Dataset entries on figures
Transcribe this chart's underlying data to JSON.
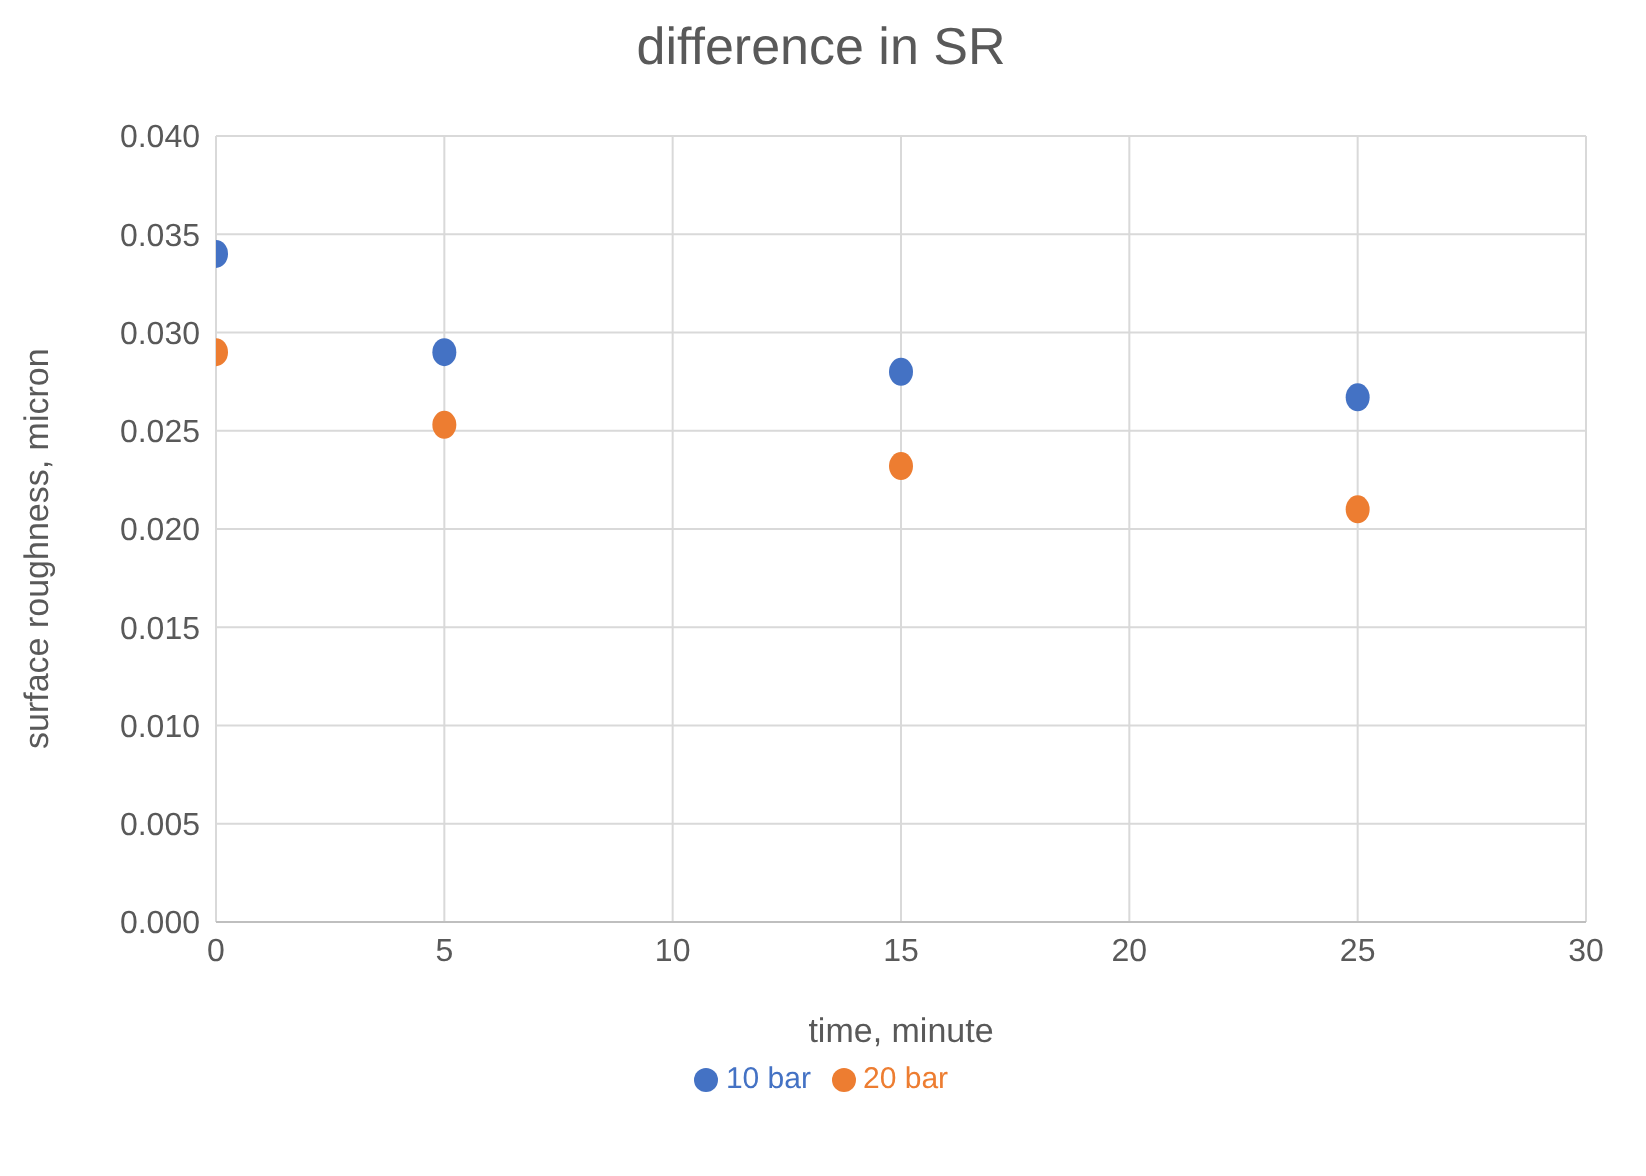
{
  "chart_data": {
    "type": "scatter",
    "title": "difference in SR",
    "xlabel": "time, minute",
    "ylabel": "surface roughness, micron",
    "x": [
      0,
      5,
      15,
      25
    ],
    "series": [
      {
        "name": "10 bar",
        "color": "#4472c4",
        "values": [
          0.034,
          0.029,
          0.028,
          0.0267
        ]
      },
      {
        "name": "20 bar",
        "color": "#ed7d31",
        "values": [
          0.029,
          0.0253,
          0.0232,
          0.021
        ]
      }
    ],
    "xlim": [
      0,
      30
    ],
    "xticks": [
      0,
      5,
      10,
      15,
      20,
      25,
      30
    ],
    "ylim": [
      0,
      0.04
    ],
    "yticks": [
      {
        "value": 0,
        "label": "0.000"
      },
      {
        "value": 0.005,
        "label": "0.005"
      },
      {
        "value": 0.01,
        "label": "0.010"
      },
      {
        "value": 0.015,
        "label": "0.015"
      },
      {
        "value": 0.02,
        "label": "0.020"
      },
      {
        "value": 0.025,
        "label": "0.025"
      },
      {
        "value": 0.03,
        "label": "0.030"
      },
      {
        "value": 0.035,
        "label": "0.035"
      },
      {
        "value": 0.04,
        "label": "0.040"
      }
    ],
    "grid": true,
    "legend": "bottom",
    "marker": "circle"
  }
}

▸ REQUEST
Copy the whole listing above word for word but do not carry over the pictures.

▸ TASK ANSWER
Transcribe this chart's underlying data to JSON.
{
  "chart_data": {
    "type": "scatter",
    "title": "difference in SR",
    "xlabel": "time, minute",
    "ylabel": "surface roughness, micron",
    "x": [
      0,
      5,
      15,
      25
    ],
    "series": [
      {
        "name": "10 bar",
        "color": "#4472c4",
        "values": [
          0.034,
          0.029,
          0.028,
          0.0267
        ]
      },
      {
        "name": "20 bar",
        "color": "#ed7d31",
        "values": [
          0.029,
          0.0253,
          0.0232,
          0.021
        ]
      }
    ],
    "xlim": [
      0,
      30
    ],
    "xticks": [
      0,
      5,
      10,
      15,
      20,
      25,
      30
    ],
    "ylim": [
      0,
      0.04
    ],
    "yticks": [
      {
        "value": 0,
        "label": "0.000"
      },
      {
        "value": 0.005,
        "label": "0.005"
      },
      {
        "value": 0.01,
        "label": "0.010"
      },
      {
        "value": 0.015,
        "label": "0.015"
      },
      {
        "value": 0.02,
        "label": "0.020"
      },
      {
        "value": 0.025,
        "label": "0.025"
      },
      {
        "value": 0.03,
        "label": "0.030"
      },
      {
        "value": 0.035,
        "label": "0.035"
      },
      {
        "value": 0.04,
        "label": "0.040"
      }
    ],
    "grid": true,
    "legend": "bottom",
    "marker": "circle"
  }
}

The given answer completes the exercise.